▶ _WHAT IS ASKED_:
Each line that holds the word "Output" is to be identified and copied.
===== RAW RECORDS
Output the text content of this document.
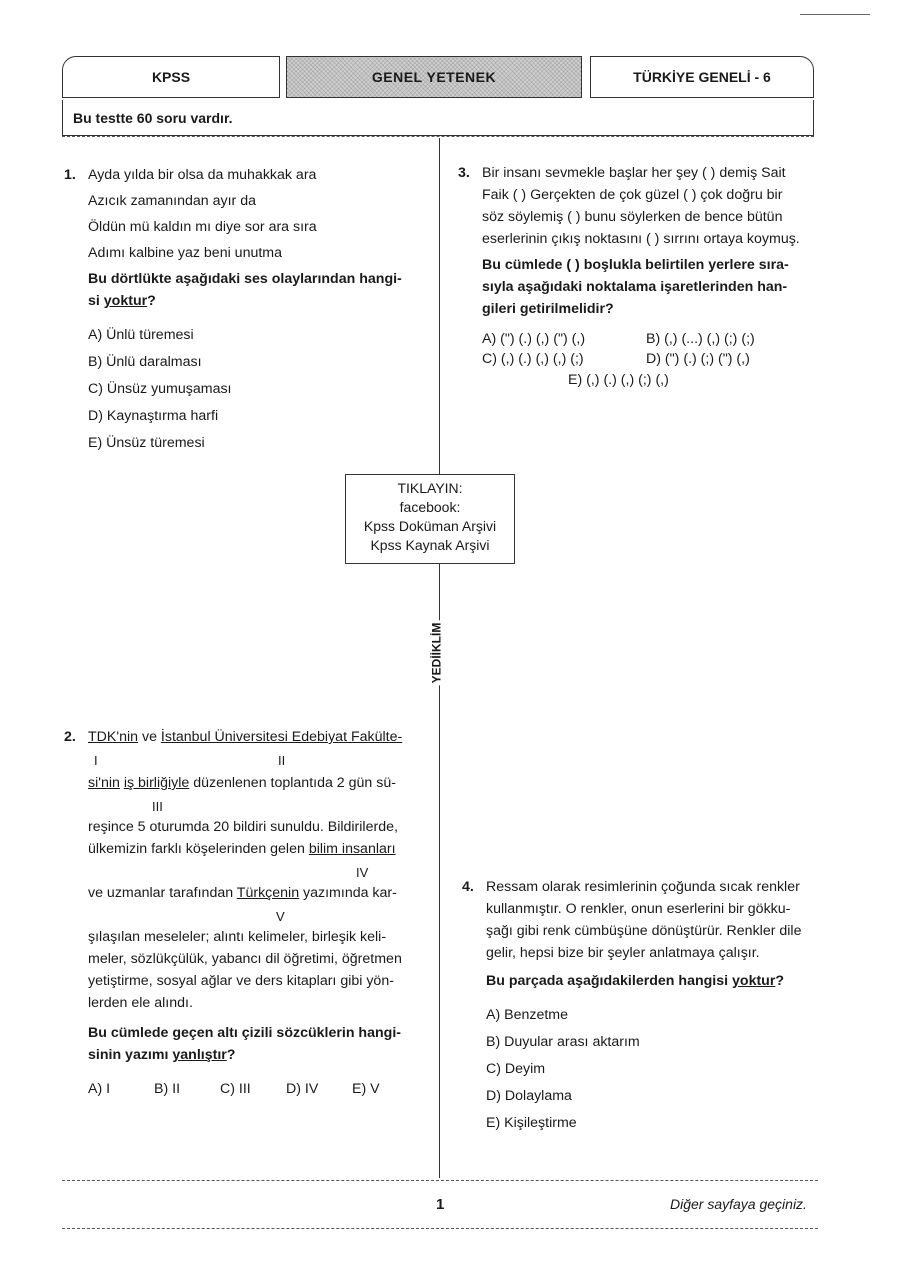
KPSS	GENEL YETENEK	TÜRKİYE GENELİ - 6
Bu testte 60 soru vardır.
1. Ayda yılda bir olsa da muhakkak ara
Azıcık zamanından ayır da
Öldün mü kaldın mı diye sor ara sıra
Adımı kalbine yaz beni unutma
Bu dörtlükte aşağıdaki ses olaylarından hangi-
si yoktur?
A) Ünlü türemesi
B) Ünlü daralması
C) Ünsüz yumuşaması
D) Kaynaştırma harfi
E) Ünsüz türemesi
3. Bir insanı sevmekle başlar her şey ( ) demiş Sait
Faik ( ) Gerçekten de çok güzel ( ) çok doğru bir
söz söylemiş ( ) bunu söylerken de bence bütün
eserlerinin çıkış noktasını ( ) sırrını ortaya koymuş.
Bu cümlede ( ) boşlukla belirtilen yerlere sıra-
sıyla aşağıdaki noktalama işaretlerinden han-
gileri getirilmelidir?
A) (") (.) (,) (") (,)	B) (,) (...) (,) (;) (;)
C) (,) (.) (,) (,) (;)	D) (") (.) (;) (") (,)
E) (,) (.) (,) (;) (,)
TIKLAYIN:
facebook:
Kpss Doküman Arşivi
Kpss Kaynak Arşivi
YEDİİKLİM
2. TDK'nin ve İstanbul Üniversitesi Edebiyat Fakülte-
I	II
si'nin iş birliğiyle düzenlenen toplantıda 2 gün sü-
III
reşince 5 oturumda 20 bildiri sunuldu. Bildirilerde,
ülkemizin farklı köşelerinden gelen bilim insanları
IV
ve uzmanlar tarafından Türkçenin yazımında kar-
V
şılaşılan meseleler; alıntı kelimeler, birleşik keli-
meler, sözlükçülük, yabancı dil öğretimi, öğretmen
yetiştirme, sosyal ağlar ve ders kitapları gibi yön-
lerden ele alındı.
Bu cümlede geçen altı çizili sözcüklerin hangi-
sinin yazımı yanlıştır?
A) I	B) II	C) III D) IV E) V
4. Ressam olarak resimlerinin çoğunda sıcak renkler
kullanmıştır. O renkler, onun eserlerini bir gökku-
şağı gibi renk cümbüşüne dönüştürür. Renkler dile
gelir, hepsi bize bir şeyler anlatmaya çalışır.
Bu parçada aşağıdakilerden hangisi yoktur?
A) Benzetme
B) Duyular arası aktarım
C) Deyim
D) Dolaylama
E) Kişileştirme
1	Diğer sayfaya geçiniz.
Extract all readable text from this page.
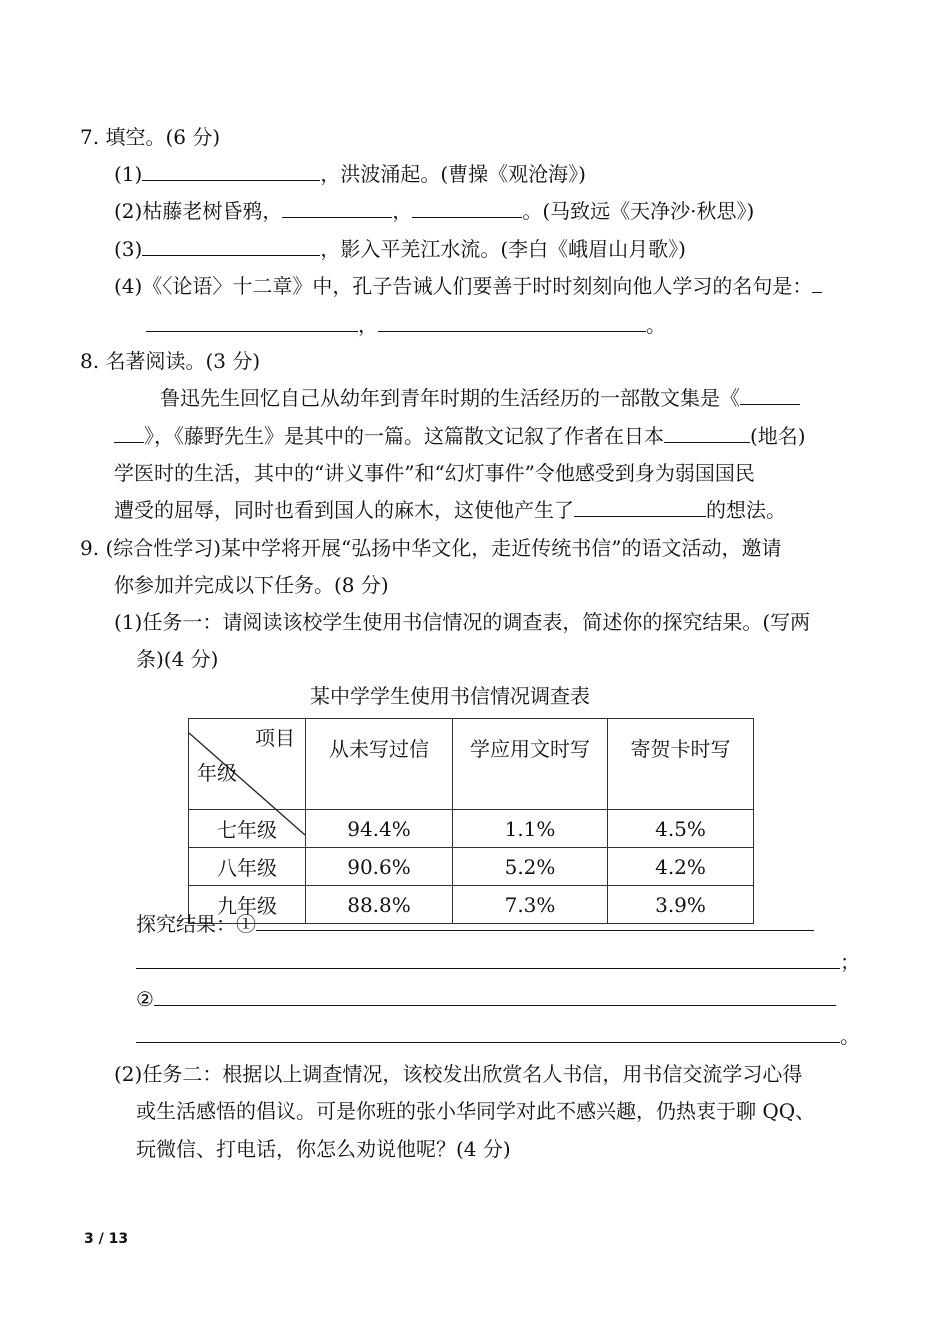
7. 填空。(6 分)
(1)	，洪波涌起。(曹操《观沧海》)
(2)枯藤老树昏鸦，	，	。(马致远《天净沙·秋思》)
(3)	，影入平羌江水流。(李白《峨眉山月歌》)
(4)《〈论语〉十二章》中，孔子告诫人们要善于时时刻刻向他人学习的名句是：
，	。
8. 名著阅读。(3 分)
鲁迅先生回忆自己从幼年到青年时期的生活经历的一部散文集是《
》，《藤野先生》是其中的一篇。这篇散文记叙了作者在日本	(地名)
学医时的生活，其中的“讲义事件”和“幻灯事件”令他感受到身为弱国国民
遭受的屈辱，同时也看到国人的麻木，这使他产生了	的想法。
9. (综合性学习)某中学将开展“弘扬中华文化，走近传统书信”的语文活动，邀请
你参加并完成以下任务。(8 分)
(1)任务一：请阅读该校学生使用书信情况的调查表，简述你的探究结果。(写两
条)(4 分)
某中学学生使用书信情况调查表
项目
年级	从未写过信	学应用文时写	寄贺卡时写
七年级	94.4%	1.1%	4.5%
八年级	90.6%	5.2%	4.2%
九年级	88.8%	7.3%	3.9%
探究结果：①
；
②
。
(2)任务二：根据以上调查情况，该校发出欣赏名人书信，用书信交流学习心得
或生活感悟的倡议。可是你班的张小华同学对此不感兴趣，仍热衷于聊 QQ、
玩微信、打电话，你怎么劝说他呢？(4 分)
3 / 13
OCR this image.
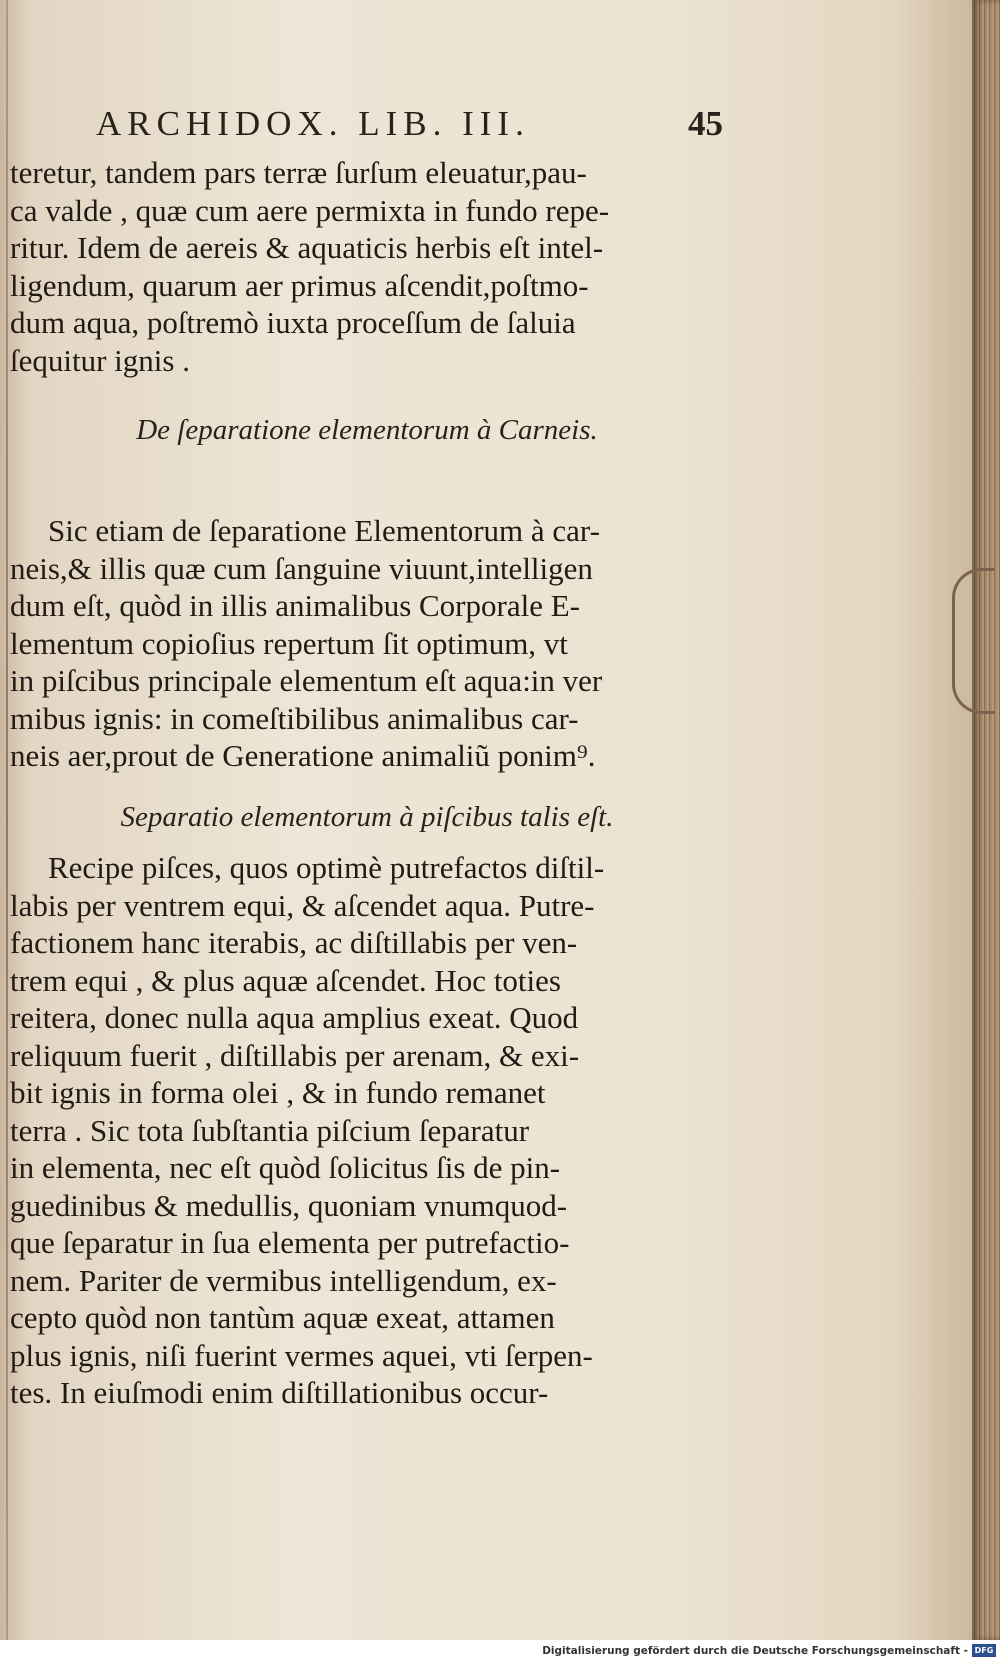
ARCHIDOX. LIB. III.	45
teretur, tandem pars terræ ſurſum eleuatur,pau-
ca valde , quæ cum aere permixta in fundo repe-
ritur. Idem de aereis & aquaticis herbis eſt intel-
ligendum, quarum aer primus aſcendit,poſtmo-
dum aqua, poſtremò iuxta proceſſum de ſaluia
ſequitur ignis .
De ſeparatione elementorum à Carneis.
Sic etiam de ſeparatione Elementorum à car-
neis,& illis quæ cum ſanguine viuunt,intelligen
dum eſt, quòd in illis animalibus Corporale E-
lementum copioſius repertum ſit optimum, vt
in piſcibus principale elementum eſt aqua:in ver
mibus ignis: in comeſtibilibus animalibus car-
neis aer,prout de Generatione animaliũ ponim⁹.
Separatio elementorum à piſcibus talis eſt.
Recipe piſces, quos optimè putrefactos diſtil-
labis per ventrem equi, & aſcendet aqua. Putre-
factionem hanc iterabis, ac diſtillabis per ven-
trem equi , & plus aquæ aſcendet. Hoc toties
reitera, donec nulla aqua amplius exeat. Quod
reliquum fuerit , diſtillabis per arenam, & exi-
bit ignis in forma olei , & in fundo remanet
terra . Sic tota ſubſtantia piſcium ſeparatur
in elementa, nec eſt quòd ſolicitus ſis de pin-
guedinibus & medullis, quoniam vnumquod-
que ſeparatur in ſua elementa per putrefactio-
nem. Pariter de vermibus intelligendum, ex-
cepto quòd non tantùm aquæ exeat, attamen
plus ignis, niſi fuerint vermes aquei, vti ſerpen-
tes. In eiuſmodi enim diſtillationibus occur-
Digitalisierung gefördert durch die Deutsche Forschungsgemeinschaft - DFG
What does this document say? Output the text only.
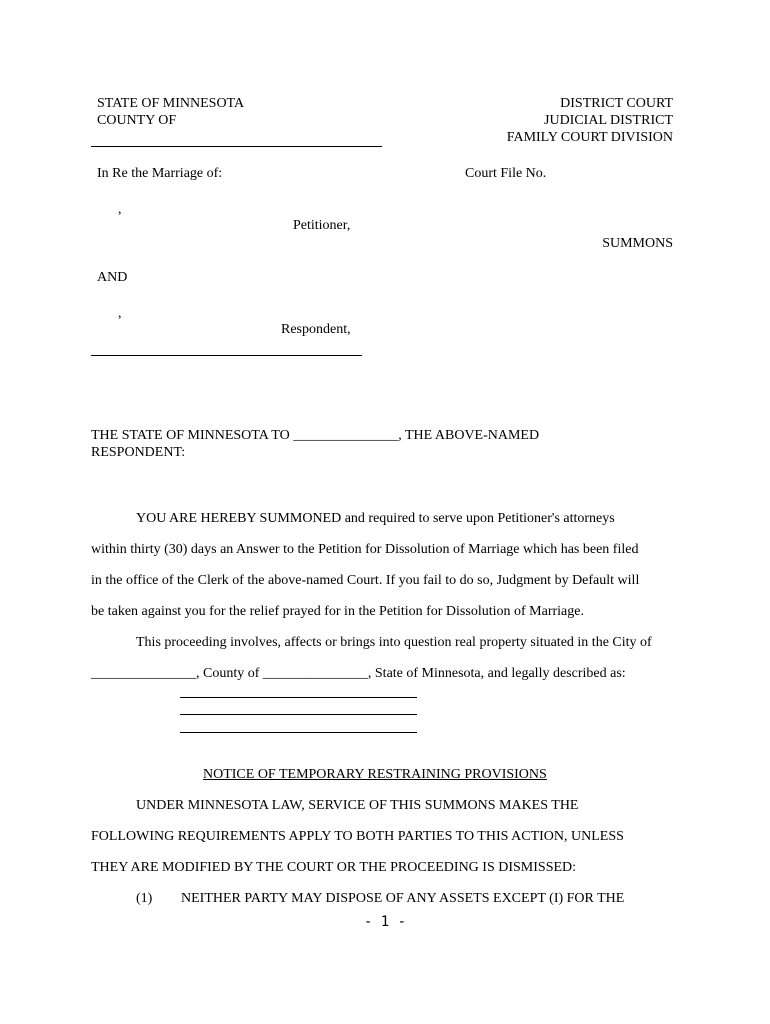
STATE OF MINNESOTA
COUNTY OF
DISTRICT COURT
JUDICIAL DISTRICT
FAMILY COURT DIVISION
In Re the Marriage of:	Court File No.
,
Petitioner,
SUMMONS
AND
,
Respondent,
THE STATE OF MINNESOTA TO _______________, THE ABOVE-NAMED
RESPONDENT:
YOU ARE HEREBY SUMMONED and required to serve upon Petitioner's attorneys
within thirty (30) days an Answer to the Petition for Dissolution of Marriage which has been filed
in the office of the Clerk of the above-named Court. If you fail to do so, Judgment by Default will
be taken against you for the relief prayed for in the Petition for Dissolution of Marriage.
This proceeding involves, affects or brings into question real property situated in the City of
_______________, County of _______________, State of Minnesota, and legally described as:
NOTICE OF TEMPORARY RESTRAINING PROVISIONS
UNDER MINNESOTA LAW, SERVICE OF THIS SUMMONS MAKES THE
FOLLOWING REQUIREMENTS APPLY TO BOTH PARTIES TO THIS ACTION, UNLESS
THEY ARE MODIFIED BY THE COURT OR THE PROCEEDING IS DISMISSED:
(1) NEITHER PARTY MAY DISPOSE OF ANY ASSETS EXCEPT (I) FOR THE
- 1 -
==========
▶ _FINISHED ANSWER_:
Output the text content of this document.
What does this document say? Output the text only.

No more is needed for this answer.